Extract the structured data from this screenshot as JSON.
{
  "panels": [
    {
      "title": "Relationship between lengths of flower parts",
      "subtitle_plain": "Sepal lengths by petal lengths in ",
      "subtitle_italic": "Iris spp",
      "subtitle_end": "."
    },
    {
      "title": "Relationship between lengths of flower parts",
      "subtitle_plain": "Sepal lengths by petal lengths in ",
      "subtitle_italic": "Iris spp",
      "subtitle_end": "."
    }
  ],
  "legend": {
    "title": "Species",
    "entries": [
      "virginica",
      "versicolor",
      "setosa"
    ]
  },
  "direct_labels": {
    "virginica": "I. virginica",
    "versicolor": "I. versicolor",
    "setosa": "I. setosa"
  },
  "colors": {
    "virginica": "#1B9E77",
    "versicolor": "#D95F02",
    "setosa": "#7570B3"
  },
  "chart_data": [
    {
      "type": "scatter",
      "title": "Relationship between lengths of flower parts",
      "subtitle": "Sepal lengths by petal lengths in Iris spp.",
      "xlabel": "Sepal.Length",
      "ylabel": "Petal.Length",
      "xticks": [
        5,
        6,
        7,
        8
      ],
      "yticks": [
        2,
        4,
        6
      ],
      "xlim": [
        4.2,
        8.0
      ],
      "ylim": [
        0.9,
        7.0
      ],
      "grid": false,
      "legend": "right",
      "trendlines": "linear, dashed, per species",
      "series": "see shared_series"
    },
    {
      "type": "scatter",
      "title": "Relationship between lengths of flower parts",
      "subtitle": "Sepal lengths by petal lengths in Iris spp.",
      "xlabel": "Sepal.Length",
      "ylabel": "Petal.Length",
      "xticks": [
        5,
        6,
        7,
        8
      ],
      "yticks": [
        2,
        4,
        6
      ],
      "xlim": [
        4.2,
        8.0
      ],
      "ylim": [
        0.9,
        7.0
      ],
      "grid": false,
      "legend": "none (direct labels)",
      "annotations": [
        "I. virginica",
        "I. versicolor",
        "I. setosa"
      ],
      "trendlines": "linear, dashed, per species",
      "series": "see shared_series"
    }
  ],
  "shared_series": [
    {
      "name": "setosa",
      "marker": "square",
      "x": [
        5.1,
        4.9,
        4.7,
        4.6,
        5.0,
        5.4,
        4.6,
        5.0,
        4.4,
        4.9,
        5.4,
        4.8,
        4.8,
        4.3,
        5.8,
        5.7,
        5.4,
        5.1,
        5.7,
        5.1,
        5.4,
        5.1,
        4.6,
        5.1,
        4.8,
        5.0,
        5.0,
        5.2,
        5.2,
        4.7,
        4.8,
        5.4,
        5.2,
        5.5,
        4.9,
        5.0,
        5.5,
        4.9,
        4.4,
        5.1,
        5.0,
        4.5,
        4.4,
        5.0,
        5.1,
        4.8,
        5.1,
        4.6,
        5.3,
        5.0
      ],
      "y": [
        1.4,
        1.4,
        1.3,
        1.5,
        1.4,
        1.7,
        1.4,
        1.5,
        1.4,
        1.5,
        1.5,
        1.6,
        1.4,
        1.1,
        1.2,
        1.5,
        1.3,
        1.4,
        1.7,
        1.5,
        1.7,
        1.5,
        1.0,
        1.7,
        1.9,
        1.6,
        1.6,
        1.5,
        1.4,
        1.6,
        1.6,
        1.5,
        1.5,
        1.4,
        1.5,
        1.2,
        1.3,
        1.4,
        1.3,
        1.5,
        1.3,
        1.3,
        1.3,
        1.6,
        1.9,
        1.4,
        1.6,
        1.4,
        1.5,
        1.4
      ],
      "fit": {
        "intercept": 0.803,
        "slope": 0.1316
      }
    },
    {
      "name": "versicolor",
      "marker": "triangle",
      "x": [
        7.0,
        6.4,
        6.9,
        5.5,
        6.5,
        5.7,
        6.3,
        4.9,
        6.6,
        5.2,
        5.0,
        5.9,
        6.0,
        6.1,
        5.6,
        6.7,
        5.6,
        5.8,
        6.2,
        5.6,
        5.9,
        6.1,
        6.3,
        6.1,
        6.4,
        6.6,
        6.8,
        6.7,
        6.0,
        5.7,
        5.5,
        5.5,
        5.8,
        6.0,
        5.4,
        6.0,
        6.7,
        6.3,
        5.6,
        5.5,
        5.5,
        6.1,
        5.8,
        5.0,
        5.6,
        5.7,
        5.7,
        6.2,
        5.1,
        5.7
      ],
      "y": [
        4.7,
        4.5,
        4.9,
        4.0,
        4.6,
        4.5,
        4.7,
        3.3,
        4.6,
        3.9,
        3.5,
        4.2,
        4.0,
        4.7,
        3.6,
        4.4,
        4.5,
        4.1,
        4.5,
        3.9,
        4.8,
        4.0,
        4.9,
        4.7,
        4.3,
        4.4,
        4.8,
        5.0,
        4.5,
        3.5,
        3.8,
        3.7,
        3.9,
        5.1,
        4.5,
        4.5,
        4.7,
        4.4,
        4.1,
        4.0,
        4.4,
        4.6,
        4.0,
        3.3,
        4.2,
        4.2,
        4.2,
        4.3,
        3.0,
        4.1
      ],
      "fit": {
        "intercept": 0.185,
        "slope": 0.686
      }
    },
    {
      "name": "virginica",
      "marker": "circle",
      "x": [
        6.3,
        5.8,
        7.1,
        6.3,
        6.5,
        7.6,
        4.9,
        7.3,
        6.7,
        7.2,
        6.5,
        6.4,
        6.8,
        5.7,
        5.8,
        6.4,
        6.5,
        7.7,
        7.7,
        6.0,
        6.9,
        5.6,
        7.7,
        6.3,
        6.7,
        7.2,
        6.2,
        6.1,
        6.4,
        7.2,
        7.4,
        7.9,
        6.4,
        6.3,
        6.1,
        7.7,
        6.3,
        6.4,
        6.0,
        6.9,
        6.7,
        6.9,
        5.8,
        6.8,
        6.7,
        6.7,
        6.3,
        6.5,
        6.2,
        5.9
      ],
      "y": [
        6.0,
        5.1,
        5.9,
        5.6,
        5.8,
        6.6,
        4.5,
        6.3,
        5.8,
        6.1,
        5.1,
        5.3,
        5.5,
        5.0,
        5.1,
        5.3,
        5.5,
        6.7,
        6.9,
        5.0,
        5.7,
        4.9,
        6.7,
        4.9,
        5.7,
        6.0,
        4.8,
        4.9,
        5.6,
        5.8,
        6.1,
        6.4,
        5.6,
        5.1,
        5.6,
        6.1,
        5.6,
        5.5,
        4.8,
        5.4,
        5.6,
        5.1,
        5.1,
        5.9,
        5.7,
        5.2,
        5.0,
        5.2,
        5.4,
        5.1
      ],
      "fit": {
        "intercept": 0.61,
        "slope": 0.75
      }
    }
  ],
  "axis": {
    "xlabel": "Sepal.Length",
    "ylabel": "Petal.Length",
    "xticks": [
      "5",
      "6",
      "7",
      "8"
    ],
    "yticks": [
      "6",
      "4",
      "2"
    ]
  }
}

■ ■ ■ ■ ■ ■ ■

> **Request**:
Read the entries and show each line that mentions "name".

> **Complete response**:
      "name": "setosa",
      "name": "versicolor",
      "name": "virginica",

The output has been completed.